### SOURCE PASSAGE
____________________

I know he would not want to live this way.
They’re giving up on her because she’s old.
Look, he’s going to die anyway; can’t we just speed that up?
I believe God can do a miracle if we just wait.
As the capabilities of medicine, surgery, drugs and devices grow, so do questions about the legal, moral and institutional obligations on their use. How much is enough; how much is too much? Does life need to be extended at any cost — not only financial, but also the realities of possible suffering that accompany the attempts? Are we bound to use every means at our disposal, even the experimental or the doubtful? And who should decide?
Particularly in the later 1960s through the 1980s, many difficult situations ended up in courts of law at every level, including state and federal supreme courts. Among the many consequences of this, I highlight two: First, courts repeatedly urged codifying some means of expressing health care wishes in advance so that the preferences of a patient lacking capacity could be known and addressed as if the patient was speaking in the moment; soon every state had some law on “advance directives.” Second, courts recognized that they were a poor setting for adequately handling these highly individual, time-sensitive and medically nuanced situations, and so they encouraged the establishment of hospital ethics committees.
The phrases at the beginning of this column — and many more — have been part of ethics consultations I have shared in for about 25 years. I have been deeply moved by the sincerity, professionalism, compassion, anxiety, honesty and complexity I have observed in these cases. Illness, accident, tragic events, unforeseeable outcomes and chronic suffering bring testing to emotional strength, personal convictions, family bonds, caregivers’ skills and resiliency, and moral boundaries. Human vulnerability can show people at their worst, and at their best.
Ethics committees are an interdisciplinary group of physicians, nurses, therapists, attorneys, administrators, community members, chaplains and specialists. Each brings expertise, experience and objective yet compassionate concern to this common work. The committee has three main functions: education, policy review and case consultation.
Education is essential for the rapidly changing world of health care. Not only are there ever new techniques, drugs, devices and interventions, but the ways in which they are delivered and paid for are evolving. Further, social norms, economics, political and regulatory pressures, inequities in access and outcomes, and workforce challenges always need to be considered. There is also attention to development in ethical thinking and, for Catholic organizations, to Church teaching on particular matters like feeding tubes and partnerships with organizations that do not share our faith. Education is offered not only to committee members but also to the larger medical community and the community in general. Because health care involves ethics by its very nature, policy review is appropriate to attend to the ethical implications of both clinical and organizational norms, standards and procedures. This review assumes legal compliance, pursuing excellence in outcomes and patient experience, and being good stewards of resources, but goes beyond these necessary factors to ask not only, “Is it legal?” or “Is it safe?” or “Is it effective?” but also questions like, “Is it right?” “Is it fair?” “Does it honor our moral commitments?”

____________________

### TASK SET
1) In the passage on hospital ethics committees, for about how many years has the writer shared in ethics consultations?
2) Please list every kind of member that the passage on hospital ethics committees says makes up such a committee.
3) Carry the passage on hospital ethics committees forward from its final sentence, in the same voice.

### DATA EXCERPTS
____________________

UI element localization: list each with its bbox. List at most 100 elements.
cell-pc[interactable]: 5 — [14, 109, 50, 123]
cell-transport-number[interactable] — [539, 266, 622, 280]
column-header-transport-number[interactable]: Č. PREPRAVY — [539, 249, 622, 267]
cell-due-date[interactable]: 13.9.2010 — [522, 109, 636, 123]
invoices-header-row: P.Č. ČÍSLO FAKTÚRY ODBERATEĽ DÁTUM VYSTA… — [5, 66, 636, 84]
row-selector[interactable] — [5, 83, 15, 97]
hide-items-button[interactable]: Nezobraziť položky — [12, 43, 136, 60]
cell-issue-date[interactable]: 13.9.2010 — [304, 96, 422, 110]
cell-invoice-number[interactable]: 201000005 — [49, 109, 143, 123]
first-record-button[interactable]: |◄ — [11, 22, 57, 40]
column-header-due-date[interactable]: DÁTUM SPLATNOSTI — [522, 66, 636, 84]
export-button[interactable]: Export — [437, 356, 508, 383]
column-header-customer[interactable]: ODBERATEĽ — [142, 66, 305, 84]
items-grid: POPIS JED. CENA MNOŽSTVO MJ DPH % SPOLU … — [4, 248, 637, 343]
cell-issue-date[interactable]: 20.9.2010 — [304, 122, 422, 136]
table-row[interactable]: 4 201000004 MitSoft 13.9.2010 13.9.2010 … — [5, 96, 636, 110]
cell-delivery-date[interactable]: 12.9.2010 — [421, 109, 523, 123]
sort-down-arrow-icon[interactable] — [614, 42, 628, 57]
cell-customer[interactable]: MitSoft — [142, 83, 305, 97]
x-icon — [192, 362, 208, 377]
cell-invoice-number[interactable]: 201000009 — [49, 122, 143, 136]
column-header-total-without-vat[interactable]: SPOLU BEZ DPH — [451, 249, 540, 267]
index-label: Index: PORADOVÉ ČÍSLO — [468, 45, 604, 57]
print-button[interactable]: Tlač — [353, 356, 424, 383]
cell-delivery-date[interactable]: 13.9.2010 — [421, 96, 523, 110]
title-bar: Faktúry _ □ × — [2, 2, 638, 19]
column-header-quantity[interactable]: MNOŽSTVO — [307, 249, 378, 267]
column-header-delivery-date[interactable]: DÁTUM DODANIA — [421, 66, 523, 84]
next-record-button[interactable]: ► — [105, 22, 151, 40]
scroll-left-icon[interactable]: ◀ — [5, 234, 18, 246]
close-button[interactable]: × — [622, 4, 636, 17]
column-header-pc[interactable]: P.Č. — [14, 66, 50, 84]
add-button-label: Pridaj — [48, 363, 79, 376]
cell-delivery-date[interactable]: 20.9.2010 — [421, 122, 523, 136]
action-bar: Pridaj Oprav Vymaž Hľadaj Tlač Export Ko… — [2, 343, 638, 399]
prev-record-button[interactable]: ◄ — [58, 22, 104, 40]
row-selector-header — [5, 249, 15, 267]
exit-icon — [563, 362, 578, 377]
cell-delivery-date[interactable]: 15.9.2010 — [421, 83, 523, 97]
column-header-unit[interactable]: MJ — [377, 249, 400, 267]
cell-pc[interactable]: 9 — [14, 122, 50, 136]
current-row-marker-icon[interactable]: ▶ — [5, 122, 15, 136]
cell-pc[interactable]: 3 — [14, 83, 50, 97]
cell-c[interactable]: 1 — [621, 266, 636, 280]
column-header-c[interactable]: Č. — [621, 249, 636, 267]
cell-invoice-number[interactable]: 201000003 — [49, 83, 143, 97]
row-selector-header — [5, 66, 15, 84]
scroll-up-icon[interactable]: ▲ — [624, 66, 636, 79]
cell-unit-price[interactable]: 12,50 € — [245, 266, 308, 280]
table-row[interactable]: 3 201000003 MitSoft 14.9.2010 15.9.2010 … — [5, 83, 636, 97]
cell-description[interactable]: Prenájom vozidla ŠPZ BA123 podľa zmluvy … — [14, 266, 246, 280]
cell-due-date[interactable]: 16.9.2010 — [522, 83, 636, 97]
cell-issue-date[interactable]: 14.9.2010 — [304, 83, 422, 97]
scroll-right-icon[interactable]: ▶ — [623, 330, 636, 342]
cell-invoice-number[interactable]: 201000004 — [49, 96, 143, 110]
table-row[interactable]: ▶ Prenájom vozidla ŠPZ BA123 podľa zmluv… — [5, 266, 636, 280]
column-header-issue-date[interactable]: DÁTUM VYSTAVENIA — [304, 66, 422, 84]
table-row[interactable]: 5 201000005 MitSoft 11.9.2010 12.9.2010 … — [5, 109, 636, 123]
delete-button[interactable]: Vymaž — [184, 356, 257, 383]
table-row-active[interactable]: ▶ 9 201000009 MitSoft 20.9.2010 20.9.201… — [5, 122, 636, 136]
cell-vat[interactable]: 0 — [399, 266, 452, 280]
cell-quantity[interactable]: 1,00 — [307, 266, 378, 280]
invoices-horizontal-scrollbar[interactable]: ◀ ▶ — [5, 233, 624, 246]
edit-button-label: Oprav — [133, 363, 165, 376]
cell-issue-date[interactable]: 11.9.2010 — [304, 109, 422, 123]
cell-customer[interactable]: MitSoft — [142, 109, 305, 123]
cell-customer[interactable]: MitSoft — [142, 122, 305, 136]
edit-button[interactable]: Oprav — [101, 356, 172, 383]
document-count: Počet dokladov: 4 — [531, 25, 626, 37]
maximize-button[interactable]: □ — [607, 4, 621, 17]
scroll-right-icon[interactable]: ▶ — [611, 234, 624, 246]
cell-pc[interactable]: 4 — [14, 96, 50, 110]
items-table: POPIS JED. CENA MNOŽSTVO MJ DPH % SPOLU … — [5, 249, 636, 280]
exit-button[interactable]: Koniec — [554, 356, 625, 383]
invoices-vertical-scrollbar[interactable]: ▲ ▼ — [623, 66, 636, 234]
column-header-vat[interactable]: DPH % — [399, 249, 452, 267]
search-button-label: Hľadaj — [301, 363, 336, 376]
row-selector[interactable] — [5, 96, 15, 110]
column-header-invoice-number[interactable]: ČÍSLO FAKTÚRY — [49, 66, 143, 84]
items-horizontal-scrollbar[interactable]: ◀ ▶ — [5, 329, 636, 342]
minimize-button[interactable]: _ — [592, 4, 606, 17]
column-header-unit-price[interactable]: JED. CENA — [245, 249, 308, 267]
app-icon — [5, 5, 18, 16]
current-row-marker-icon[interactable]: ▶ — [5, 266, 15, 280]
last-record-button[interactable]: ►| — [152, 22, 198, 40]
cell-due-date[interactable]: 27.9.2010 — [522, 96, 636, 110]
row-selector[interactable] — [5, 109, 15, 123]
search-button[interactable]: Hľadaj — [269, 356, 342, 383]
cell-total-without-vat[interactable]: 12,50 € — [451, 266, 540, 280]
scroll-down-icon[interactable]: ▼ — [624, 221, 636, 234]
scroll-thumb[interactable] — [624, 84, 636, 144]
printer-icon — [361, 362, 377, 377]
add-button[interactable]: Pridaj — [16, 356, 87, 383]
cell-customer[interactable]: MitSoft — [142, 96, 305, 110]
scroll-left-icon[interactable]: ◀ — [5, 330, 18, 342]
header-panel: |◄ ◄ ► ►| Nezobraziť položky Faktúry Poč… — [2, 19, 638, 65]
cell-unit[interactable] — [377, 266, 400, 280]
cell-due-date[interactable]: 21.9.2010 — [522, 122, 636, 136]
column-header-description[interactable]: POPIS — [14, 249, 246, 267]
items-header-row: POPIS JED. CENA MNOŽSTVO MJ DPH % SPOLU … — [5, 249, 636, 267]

____________________

### ANSWERS FOR THE EXERCISE
1) About 25 years.

2) Physicians, nurses, therapists, attorneys, administrators, community members, chaplains and specialists.

3)
Case consultation is a resource available to patients, families and providers when there is some conflict about the proper path to take in an individual case. In accord with the principle of subsidiarity, the preference is to address conflicts at the most immediate level; and often good communication and clarifying the clinical realities, options, and likely outcomes for each leads to a good resolution. When conflict persists, however, an ethics consult can help resolve the tensions.
In a consult, the clinical facts are reviewed along with relevant patient history. The patient (if available) and family members, providers, legal counsel and other committee members all have an opportunity (in person or remotely) to hear one another, ask questions and clarify the conflict and the options available. The committee is always consultative only; it does not make decisions that bind patients, family or providers, but will strive to reach consensus on recommendations based on what has been shared, always with the good of the patient preeminent.
The committee shares with those participating the principles that will guide deliberation. These most commonly include autonomy (honoring patient wishes as they are clearly known as long as they do not conflict with moral teaching or the organization’s ethical commitments); non-maleficence (avoiding causing or aggravating any harm to the patient); beneficence (acting to do whatever is for the benefit and in the best interests of the patient); and justice (that the recommendation be free from bias or irrelevant non-clinical factors; that we do for this patient as we would for any other in like circumstances).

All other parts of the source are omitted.